The adventure began at about 4 am. For some reason on a work day waking up is impossible, yet on the night before a vacation...well, don't even think about trying to sleep. I forced my eyes shut for another 2 ½ hours, then got up. At precisely 7:30, I sent Paul (my ride to the airport) a quick text message. He was on his way, but factoring in the traffic, we didn't actually get on the road till 8. Not to worry...the flight doesn't leave till 8:50...
As we sped down the interstate, the butterflies in my stomach overpowered my ability to pay attention to our conversation. Suddenly, out of the corner of my eye, I saw a big green sign “General Aviation” whiz by. I calmly pointed this out...and by this I mean I squealed “GENERALAVIATIONGENERALAVIATIONGENERALAVIATION,” waving and pointing wildly. Paul swerved off the road into the patch of dirt that divided us from the interstate and the exit we had just missed, dodged an oncoming car or two, and set us on the path to...something that wasn't the airport. Apparently that “General Aviation” sign referred to something Generral and Aviatory, but not the airport. After another five minutes, Paul corrected our course and soon we were at the airport.
◆ ◆ ◆ ◆ ◆ ◆ ◆
# Task 1:
In the entries, retype each line starting with the line containing "svg-text:5: 5 [70, 309, 77, 324]" and going on through the line containing "Output each element", both included.

# Data rows:
◆ ◆ ◆ ◆ ◆ ◆ ◆
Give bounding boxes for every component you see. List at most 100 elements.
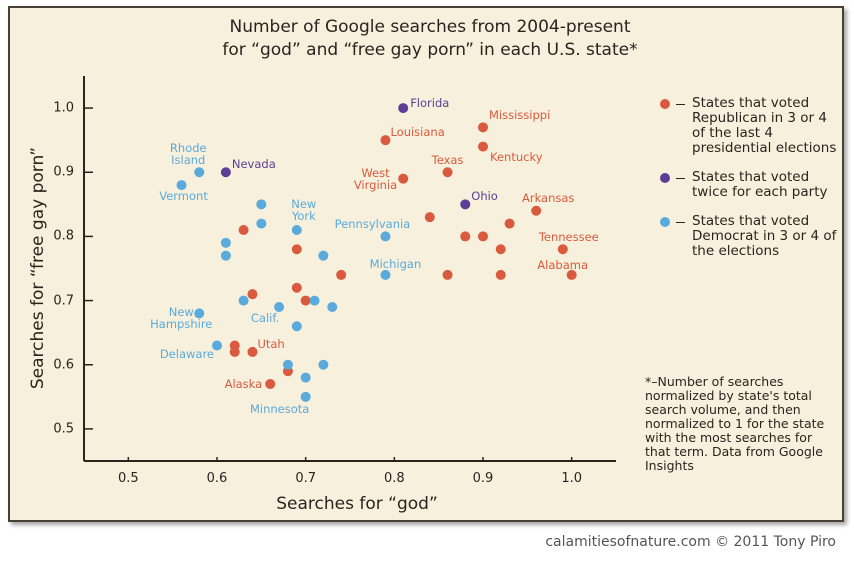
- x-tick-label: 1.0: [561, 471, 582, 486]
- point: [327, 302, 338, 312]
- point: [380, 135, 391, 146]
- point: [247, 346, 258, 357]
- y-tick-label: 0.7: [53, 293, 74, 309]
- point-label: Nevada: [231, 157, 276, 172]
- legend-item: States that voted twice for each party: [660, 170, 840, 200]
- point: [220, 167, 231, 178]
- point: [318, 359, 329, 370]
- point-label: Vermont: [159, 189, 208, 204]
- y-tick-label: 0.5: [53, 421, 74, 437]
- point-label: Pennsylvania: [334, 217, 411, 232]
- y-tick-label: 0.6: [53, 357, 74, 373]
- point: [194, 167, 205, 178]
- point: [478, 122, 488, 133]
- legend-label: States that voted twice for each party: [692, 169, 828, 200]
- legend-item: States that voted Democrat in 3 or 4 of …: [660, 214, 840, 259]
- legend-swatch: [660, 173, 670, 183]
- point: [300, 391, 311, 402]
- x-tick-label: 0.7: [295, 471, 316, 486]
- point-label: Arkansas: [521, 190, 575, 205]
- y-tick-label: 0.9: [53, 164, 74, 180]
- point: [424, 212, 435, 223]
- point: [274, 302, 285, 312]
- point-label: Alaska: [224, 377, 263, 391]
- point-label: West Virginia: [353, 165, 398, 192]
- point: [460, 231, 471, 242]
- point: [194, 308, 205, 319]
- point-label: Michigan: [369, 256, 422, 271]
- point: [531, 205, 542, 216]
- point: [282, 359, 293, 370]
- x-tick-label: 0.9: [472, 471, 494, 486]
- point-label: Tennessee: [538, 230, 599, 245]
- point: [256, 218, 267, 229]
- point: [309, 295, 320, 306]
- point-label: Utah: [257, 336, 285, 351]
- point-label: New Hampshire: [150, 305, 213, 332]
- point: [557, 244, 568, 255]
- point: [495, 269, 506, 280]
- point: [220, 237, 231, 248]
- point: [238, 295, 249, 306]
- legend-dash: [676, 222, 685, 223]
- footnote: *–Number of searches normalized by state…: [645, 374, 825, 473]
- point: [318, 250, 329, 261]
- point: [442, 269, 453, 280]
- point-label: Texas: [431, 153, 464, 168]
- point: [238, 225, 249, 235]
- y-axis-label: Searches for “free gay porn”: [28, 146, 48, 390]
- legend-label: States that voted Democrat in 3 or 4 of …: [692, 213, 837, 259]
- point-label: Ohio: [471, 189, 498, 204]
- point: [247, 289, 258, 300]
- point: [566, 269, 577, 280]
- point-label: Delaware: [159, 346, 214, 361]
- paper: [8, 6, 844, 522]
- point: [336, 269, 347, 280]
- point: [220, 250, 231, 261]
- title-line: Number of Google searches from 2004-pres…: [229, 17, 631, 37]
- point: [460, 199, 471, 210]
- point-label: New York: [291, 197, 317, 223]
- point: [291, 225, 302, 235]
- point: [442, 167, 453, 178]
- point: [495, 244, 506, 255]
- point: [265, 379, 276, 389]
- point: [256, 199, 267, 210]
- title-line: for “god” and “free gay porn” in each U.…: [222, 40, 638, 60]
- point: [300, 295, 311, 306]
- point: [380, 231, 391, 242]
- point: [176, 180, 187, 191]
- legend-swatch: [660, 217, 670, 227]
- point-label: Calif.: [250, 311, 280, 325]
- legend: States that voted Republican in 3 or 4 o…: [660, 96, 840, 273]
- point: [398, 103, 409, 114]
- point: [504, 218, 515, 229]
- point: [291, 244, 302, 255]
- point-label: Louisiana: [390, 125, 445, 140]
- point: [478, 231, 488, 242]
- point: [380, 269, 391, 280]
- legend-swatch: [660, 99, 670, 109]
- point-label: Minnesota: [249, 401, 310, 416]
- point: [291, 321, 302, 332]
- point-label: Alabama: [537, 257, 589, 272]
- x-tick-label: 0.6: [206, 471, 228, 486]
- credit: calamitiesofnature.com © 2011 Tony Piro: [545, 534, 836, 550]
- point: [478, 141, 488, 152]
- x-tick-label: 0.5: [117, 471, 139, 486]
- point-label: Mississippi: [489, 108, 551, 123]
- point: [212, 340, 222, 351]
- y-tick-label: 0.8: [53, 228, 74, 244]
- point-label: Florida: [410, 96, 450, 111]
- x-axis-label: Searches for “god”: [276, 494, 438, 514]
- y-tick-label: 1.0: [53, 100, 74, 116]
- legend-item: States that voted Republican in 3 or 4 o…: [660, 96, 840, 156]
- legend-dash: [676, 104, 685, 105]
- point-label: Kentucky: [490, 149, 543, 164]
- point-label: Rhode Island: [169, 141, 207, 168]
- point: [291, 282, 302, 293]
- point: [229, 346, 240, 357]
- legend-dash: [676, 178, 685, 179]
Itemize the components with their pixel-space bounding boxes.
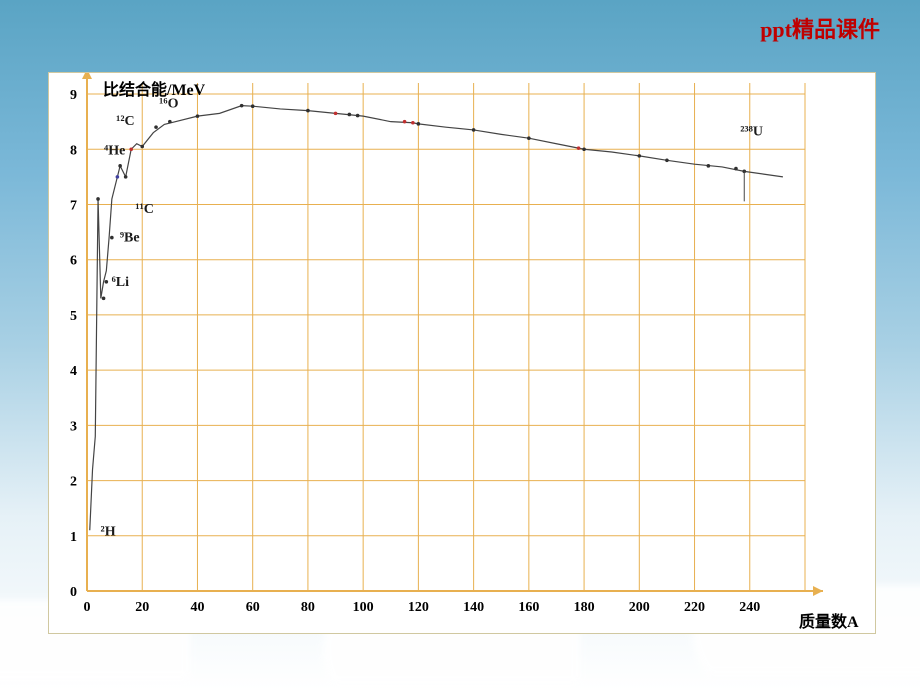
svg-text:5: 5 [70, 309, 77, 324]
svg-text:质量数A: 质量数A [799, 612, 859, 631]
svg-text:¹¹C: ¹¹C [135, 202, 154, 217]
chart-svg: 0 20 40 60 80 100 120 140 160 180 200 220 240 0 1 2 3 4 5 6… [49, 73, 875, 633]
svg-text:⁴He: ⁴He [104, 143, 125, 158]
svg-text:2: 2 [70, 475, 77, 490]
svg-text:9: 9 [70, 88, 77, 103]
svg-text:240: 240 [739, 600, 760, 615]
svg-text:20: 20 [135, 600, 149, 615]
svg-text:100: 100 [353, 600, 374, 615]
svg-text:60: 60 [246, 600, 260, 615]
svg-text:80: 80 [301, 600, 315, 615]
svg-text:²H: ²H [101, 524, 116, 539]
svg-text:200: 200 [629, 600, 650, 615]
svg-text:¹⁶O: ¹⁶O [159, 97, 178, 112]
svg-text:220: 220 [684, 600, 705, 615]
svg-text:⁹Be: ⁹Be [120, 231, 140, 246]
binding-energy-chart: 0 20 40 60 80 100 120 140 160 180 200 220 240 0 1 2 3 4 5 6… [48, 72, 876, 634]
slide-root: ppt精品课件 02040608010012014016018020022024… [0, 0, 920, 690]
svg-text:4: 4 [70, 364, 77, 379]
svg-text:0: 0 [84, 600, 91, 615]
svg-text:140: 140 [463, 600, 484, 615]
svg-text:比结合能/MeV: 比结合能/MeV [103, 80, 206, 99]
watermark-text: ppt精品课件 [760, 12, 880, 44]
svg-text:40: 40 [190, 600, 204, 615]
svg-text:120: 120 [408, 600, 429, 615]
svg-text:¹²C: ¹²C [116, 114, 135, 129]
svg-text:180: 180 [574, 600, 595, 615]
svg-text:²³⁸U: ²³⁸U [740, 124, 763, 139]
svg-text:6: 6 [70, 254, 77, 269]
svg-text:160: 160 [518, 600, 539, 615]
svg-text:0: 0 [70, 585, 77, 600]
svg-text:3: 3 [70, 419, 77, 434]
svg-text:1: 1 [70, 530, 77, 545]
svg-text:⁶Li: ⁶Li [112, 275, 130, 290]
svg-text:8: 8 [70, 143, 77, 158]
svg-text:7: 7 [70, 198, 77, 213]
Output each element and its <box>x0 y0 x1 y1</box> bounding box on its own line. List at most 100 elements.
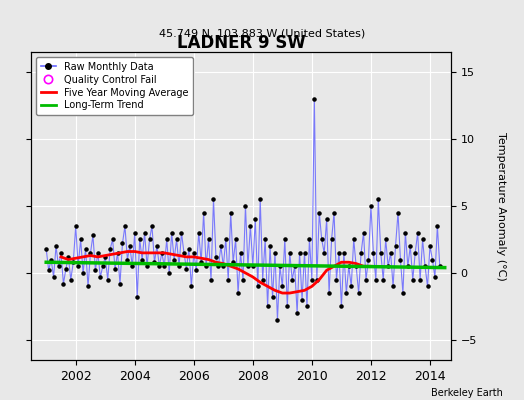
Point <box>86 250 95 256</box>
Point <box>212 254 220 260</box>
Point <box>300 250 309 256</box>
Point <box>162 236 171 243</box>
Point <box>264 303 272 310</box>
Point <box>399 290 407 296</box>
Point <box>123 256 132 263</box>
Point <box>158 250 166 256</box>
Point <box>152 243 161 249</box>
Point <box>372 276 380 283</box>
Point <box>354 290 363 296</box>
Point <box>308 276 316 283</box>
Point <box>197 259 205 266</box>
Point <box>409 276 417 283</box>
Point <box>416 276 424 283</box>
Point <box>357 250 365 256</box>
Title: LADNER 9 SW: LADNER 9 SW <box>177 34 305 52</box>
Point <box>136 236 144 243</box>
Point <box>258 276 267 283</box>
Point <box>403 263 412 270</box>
◆ ◆ ◆ ◆ ◆ ◆ ◆
# Task 2:
Reproduce the full text about the trip to the airport character for character.

# Answer 1:
svg-text:5: 5 [70, 309, 77, 324]
svg-text:质量数A: 质量数A [799, 612, 859, 631]
svg-text:¹¹C: ¹¹C [135, 202, 154, 217]
chart-svg: 0 20 40 60 80 100 120 140 160 180 200 220 240 0 1 2 3 4 5 6… [49, 73, 875, 633]
svg-text:⁴He: ⁴He [104, 143, 125, 158]
svg-text:2: 2 [70, 475, 77, 490]
svg-text:9: 9 [70, 88, 77, 103]
svg-text:240: 240 [739, 600, 760, 615]
svg-text:20: 20 [135, 600, 149, 615]
svg-text:100: 100 [353, 600, 374, 615]
svg-text:60: 60 [246, 600, 260, 615]
svg-text:80: 80 [301, 600, 315, 615]
svg-text:²H: ²H [101, 524, 116, 539]
svg-text:200: 200 [629, 600, 650, 615]
svg-text:¹⁶O: ¹⁶O [159, 97, 178, 112]
svg-text:220: 220 [684, 600, 705, 615]
svg-text:⁹Be: ⁹Be [120, 231, 140, 246]
binding-energy-chart: 0 20 40 60 80 100 120 140 160 180 200 220 240 0 1 2 3 4 5 6… [48, 72, 876, 634]
slide-root: ppt精品课件 02040608010012014016018020022024… [0, 0, 920, 690]
svg-text:4: 4 [70, 364, 77, 379]
svg-text:0: 0 [84, 600, 91, 615]
svg-text:140: 140 [463, 600, 484, 615]
svg-text:比结合能/MeV: 比结合能/MeV [103, 80, 206, 99]
watermark-text: ppt精品课件 [760, 12, 880, 44]
svg-text:40: 40 [190, 600, 204, 615]
svg-text:120: 120 [408, 600, 429, 615]
svg-text:¹²C: ¹²C [116, 114, 135, 129]
svg-text:180: 180 [574, 600, 595, 615]
svg-text:²³⁸U: ²³⁸U [740, 124, 763, 139]
svg-text:6: 6 [70, 254, 77, 269]
svg-text:160: 160 [518, 600, 539, 615]
svg-text:0: 0 [70, 585, 77, 600]
svg-text:3: 3 [70, 419, 77, 434]
svg-text:1: 1 [70, 530, 77, 545]
svg-text:⁶Li: ⁶Li [112, 275, 130, 290]
svg-text:8: 8 [70, 143, 77, 158]
svg-text:7: 7 [70, 198, 77, 213]
Output each element and its <box>x0 y0 x1 y1</box> bounding box on its own line. List at most 100 elements.

# Answer 2:
The adventure began at about 4 am. For some reason on a work day waking up is impossible, yet on the night before a vacation...well, don't even think about trying to sleep. I forced my eyes shut for another 2 ½ hours, then got up. At precisely 7:30, I sent Paul (my ride to the airport) a quick text message. He was on his way, but factoring in the traffic, we didn't actually get on the road till 8. Not to worry...the flight doesn't leave till 8:50...
As we sped down the interstate, the butterflies in my stomach overpowered my ability to pay attention to our conversation. Suddenly, out of the corner of my eye, I saw a big green sign “General Aviation” whiz by. I calmly pointed this out...and by this I mean I squealed “GENERALAVIATIONGENERALAVIATIONGENERALAVIATION,” waving and pointing wildly. Paul swerved off the road into the patch of dirt that divided us from the interstate and the exit we had just missed, dodged an oncoming car or two, and set us on the path to...something that wasn't the airport. Apparently that “General Aviation” sign referred to something Generral and Aviatory, but not the airport. After another five minutes, Paul corrected our course and soon we were at the airport.